» Short problem: Identify every line in the records below that contains the word "this", and reproduce each one.

(Part of a data file)
____________
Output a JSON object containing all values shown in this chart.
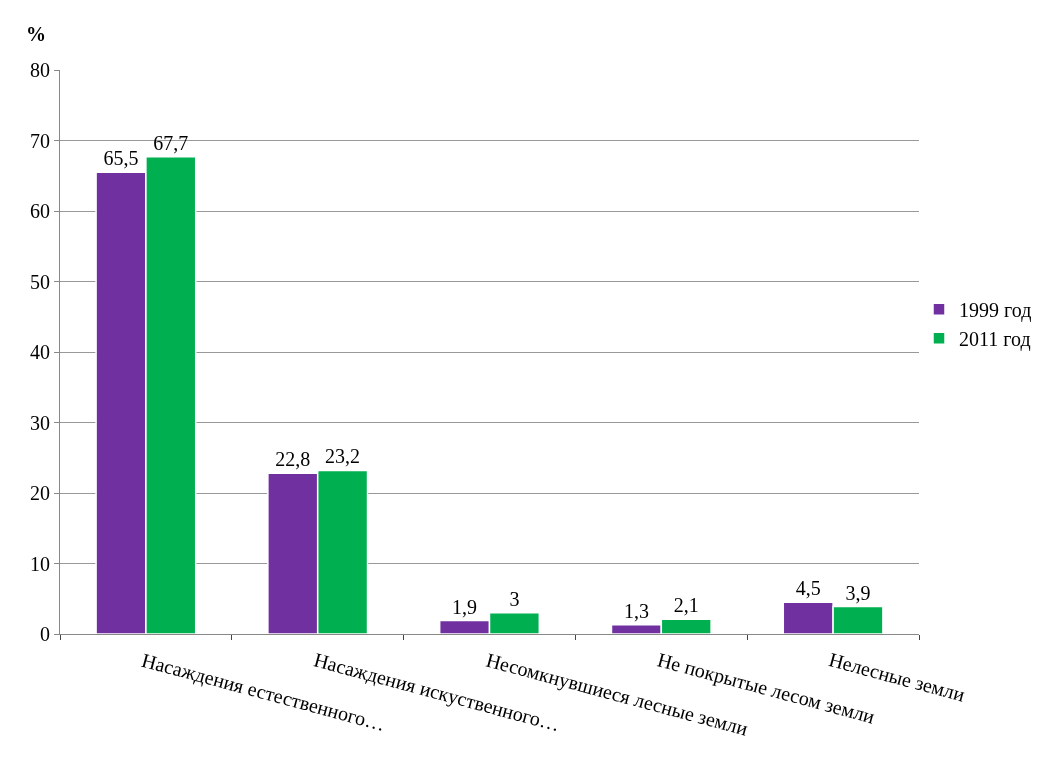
{
  "chart_data": {
    "type": "bar",
    "ylabel": "%",
    "categories": [
      "Насаждения естественного…",
      "Насаждения искуственного…",
      "Несомкнувшиеся лесные земли",
      "Не покрытые лесом земли",
      "Нелесные земли"
    ],
    "series": [
      {
        "name": "1999 год",
        "color": "#7030a0",
        "values": [
          65.5,
          22.8,
          1.9,
          1.3,
          4.5
        ],
        "value_labels": [
          "65,5",
          "22,8",
          "1,9",
          "1,3",
          "4,5"
        ]
      },
      {
        "name": "2011 год",
        "color": "#00b050",
        "values": [
          67.7,
          23.2,
          3,
          2.1,
          3.9
        ],
        "value_labels": [
          "67,7",
          "23,2",
          "3",
          "2,1",
          "3,9"
        ]
      }
    ],
    "ylim": [
      0,
      80
    ],
    "yticks": [
      0,
      10,
      20,
      30,
      40,
      50,
      60,
      70,
      80
    ],
    "grid": "y",
    "legend": "right"
  }
}
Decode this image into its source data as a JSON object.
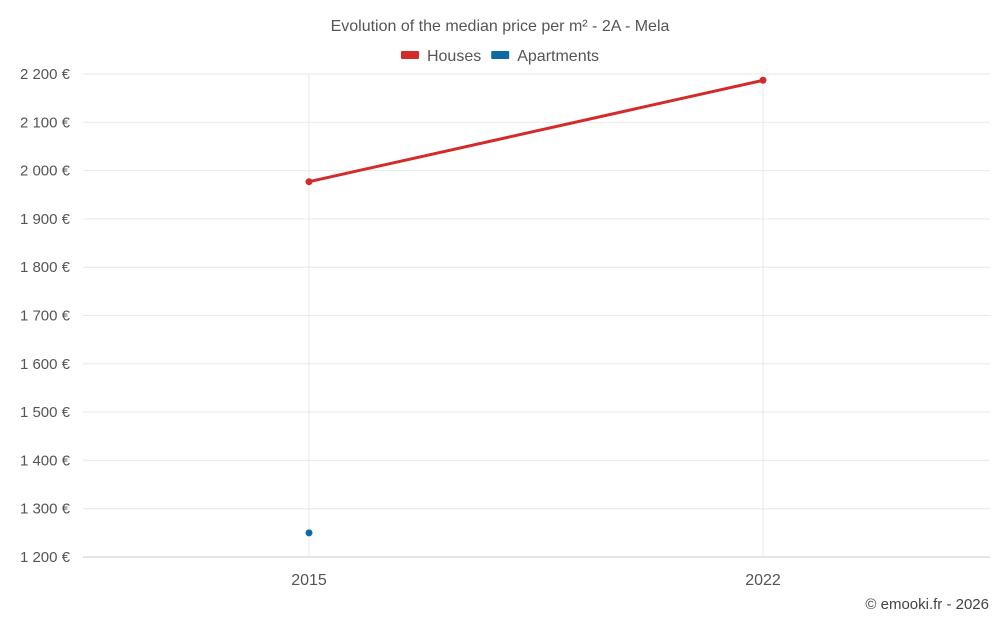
{
  "chart_data": {
    "type": "line",
    "title": "Evolution of the median price per m² - 2A - Mela",
    "categories": [
      "2015",
      "2022"
    ],
    "series": [
      {
        "name": "Houses",
        "color": "#d32a2a",
        "values": [
          1977,
          2187
        ]
      },
      {
        "name": "Apartments",
        "color": "#0d6aa3",
        "values": [
          1250,
          null
        ]
      }
    ],
    "ylim": [
      1200,
      2200
    ],
    "yticks": [
      1200,
      1300,
      1400,
      1500,
      1600,
      1700,
      1800,
      1900,
      2000,
      2100,
      2200
    ],
    "ytick_labels": [
      "1 200 €",
      "1 300 €",
      "1 400 €",
      "1 500 €",
      "1 600 €",
      "1 700 €",
      "1 800 €",
      "1 900 €",
      "2 000 €",
      "2 100 €",
      "2 200 €"
    ],
    "xlabel": "",
    "ylabel": "",
    "grid": true,
    "legend": "top-center"
  },
  "credit": "© emooki.fr - 2026"
}
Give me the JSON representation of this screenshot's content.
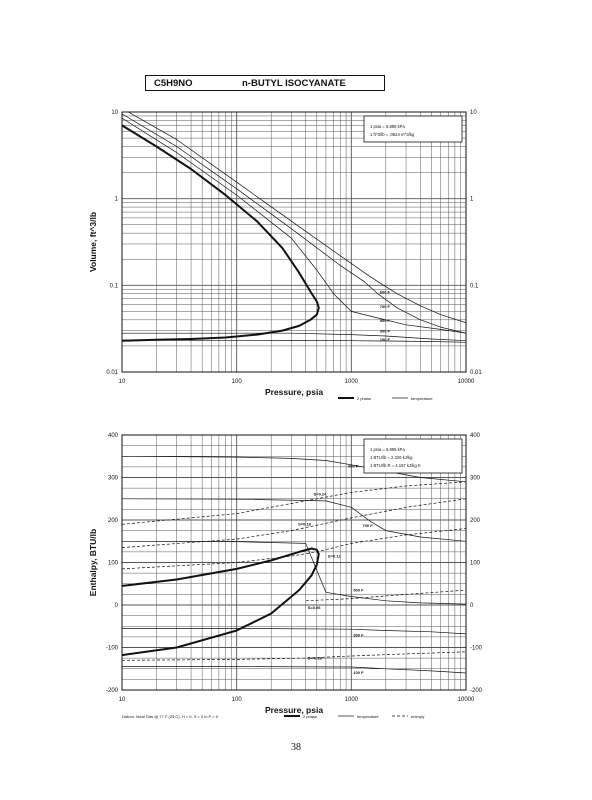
____________
» The output:
Output a JSON object containing all values shown in this chart.
Decode this image into its source data as a JSON object.
Give me the JSON representation of this screenshot's content.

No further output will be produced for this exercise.